> _REQUIREMENTS_: Copy out every record below with complete accuracy.
### PROVIDED RECORDS
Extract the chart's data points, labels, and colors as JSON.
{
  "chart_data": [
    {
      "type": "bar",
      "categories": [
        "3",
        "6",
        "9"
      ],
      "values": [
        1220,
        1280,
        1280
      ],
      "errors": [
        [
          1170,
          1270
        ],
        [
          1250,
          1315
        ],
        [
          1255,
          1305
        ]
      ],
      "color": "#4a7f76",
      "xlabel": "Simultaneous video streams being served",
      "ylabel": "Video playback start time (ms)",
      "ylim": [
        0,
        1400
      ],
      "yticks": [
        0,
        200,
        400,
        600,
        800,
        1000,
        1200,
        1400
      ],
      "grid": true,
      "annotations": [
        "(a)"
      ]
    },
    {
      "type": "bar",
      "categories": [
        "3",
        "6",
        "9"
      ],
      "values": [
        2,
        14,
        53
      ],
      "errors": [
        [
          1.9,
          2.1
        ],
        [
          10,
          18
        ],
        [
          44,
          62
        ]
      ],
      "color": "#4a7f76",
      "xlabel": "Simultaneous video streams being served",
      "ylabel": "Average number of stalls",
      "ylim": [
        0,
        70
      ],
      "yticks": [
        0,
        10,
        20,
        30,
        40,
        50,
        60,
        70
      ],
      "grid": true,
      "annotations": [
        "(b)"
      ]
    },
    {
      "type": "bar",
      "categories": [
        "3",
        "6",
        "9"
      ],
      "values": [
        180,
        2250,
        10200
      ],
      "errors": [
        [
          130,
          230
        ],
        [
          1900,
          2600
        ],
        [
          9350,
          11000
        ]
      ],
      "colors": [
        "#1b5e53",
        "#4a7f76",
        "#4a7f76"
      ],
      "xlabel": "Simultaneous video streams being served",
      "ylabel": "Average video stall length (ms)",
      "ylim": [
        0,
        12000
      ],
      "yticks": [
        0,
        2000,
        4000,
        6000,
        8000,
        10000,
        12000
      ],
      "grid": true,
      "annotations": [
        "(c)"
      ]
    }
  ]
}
######
> _RESULT OF THE EXERCISE_:
Extract the chart's data points, labels, and colors as JSON.
{
  "chart_data": [
    {
      "type": "bar",
      "categories": [
        "3",
        "6",
        "9"
      ],
      "values": [
        1220,
        1280,
        1280
      ],
      "errors": [
        [
          1170,
          1270
        ],
        [
          1250,
          1315
        ],
        [
          1255,
          1305
        ]
      ],
      "color": "#4a7f76",
      "xlabel": "Simultaneous video streams being served",
      "ylabel": "Video playback start time (ms)",
      "ylim": [
        0,
        1400
      ],
      "yticks": [
        0,
        200,
        400,
        600,
        800,
        1000,
        1200,
        1400
      ],
      "grid": true,
      "annotations": [
        "(a)"
      ]
    },
    {
      "type": "bar",
      "categories": [
        "3",
        "6",
        "9"
      ],
      "values": [
        2,
        14,
        53
      ],
      "errors": [
        [
          1.9,
          2.1
        ],
        [
          10,
          18
        ],
        [
          44,
          62
        ]
      ],
      "color": "#4a7f76",
      "xlabel": "Simultaneous video streams being served",
      "ylabel": "Average number of stalls",
      "ylim": [
        0,
        70
      ],
      "yticks": [
        0,
        10,
        20,
        30,
        40,
        50,
        60,
        70
      ],
      "grid": true,
      "annotations": [
        "(b)"
      ]
    },
    {
      "type": "bar",
      "categories": [
        "3",
        "6",
        "9"
      ],
      "values": [
        180,
        2250,
        10200
      ],
      "errors": [
        [
          130,
          230
        ],
        [
          1900,
          2600
        ],
        [
          9350,
          11000
        ]
      ],
      "colors": [
        "#1b5e53",
        "#4a7f76",
        "#4a7f76"
      ],
      "xlabel": "Simultaneous video streams being served",
      "ylabel": "Average video stall length (ms)",
      "ylim": [
        0,
        12000
      ],
      "yticks": [
        0,
        2000,
        4000,
        6000,
        8000,
        10000,
        12000
      ],
      "grid": true,
      "annotations": [
        "(c)"
      ]
    }
  ]
}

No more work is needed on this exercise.